## begin

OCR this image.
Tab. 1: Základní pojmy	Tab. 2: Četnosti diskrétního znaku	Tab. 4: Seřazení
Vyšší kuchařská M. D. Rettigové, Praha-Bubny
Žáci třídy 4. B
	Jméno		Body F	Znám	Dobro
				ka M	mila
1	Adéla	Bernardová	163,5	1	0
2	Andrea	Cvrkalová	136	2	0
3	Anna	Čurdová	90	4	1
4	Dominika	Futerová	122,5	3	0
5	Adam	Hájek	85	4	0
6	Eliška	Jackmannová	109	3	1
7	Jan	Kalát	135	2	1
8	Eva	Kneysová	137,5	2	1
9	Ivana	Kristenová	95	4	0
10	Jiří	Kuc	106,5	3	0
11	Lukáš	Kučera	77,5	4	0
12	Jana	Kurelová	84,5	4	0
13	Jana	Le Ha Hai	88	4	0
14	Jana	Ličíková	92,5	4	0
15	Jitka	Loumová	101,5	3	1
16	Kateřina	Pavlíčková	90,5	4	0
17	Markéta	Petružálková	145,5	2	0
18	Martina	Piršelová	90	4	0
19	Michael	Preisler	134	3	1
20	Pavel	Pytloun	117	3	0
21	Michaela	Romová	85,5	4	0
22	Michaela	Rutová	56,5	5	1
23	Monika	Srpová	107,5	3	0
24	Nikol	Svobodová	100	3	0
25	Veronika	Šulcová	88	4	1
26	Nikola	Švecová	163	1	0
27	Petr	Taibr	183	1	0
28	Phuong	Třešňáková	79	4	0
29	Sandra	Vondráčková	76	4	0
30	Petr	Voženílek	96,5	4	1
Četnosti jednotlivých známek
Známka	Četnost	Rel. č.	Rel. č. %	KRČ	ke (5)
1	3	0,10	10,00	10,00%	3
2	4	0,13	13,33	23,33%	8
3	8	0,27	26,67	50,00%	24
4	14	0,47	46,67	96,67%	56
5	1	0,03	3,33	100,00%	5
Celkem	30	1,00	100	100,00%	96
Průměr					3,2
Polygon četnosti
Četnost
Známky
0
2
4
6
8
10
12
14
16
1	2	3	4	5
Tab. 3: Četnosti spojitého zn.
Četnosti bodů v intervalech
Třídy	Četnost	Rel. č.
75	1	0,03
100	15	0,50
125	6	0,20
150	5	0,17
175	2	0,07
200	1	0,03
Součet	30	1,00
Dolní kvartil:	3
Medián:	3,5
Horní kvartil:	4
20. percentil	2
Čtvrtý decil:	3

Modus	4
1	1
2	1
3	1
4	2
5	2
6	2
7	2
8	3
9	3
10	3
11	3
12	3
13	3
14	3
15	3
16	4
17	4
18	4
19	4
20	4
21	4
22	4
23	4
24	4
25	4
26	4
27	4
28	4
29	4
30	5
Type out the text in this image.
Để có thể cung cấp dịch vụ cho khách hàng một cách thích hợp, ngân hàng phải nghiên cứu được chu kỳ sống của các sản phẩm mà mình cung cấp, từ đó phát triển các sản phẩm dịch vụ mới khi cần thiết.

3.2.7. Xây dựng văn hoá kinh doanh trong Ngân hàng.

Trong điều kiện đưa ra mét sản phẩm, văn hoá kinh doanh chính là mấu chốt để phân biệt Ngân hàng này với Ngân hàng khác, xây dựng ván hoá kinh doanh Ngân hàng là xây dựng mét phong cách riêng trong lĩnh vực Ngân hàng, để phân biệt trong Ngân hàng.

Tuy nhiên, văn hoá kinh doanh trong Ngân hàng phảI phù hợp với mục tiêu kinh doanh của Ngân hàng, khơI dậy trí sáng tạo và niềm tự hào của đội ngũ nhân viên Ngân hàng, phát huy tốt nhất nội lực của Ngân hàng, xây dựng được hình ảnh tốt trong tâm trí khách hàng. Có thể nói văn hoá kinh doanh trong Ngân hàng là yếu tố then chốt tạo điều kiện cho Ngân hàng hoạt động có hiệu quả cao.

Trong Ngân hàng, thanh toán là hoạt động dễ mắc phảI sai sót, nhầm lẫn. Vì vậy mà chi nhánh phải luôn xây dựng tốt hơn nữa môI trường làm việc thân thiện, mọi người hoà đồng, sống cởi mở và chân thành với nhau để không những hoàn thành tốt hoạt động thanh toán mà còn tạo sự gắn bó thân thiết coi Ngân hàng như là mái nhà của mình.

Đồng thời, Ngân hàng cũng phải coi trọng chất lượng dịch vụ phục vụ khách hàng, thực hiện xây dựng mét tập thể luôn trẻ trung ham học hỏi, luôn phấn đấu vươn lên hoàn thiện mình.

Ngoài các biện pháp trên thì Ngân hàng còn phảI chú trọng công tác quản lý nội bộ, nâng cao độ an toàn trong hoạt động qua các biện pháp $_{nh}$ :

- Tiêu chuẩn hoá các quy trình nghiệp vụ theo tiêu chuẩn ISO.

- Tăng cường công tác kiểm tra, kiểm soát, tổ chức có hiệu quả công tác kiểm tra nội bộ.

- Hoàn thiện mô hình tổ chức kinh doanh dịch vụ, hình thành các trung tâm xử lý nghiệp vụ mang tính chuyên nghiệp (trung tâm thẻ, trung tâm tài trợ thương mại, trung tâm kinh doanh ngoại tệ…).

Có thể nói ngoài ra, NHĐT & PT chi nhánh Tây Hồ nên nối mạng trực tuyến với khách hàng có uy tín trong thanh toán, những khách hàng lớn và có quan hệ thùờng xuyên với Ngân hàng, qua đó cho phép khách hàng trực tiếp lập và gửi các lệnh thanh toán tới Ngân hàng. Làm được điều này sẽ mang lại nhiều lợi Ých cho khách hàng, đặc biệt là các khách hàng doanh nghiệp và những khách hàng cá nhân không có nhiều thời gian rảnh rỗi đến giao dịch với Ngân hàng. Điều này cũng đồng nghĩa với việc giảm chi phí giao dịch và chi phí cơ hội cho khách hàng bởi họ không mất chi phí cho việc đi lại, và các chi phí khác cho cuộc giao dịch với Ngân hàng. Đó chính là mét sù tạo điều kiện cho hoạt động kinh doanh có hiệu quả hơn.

## end
## begin

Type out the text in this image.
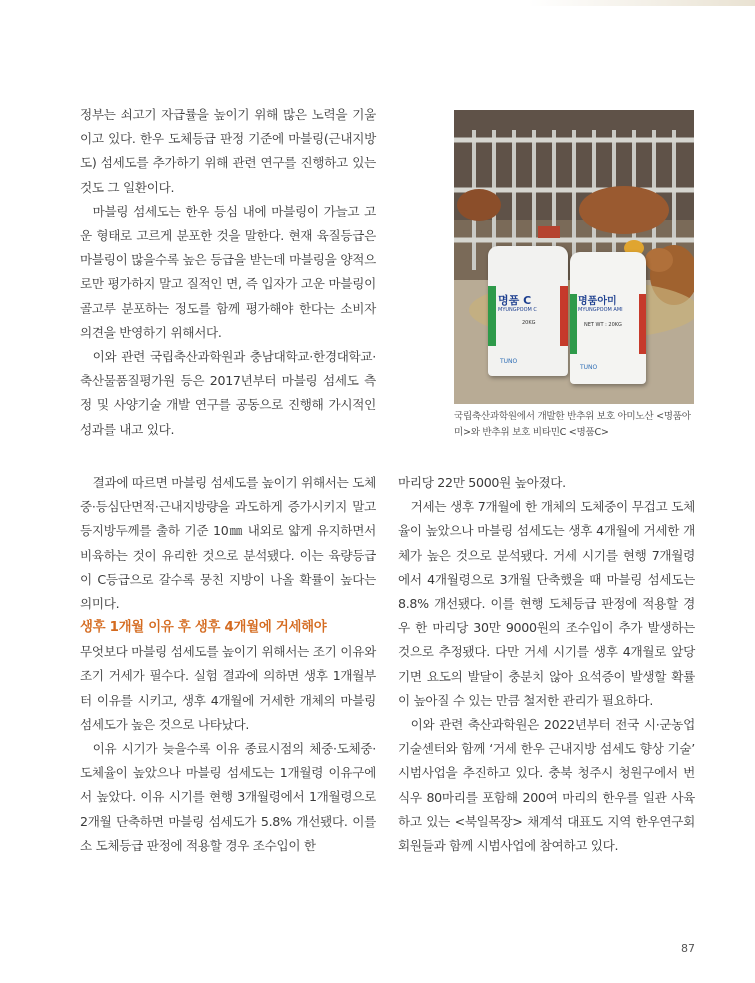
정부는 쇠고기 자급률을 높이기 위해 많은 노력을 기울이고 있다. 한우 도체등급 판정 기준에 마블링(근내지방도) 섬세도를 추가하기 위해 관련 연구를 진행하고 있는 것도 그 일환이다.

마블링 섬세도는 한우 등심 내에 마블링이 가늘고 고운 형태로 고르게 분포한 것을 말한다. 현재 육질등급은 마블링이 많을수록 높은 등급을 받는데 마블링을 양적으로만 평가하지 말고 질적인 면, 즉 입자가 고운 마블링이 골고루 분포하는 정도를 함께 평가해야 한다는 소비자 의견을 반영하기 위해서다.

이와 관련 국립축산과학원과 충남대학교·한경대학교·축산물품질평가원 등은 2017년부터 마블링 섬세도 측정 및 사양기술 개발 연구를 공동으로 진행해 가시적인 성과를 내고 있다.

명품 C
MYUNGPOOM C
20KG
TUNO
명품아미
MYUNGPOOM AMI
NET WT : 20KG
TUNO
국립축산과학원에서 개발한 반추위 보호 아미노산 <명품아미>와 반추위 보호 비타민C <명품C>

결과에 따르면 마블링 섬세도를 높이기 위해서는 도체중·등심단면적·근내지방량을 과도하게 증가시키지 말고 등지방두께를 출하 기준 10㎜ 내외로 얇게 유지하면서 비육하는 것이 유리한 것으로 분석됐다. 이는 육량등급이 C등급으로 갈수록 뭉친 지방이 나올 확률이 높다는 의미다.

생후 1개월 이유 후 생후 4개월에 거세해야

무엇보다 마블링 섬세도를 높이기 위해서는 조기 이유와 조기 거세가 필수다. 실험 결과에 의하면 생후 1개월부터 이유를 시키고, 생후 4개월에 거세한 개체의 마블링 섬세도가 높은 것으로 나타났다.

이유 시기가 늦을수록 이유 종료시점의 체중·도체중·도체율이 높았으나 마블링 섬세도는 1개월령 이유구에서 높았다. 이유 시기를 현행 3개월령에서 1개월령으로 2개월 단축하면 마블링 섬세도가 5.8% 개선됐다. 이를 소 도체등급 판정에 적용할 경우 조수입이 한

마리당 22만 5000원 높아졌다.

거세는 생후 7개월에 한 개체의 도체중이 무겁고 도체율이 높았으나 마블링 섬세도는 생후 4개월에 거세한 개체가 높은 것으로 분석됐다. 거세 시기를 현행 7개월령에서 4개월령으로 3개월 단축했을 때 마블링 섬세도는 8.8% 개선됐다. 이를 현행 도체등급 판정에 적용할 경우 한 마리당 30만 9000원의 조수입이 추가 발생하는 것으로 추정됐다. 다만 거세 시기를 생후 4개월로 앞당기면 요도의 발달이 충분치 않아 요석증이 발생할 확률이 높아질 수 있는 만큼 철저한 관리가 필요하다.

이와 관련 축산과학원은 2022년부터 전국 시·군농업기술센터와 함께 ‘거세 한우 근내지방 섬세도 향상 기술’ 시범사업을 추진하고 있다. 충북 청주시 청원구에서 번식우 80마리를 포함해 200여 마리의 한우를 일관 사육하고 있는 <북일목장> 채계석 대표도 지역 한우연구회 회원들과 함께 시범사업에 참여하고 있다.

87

## end

• _EXERCISE BRIEF_:
Across the material above, count every line holding "hình" and write down only the number.

• _SOLUTION FOR THIS EXERCISE_:
2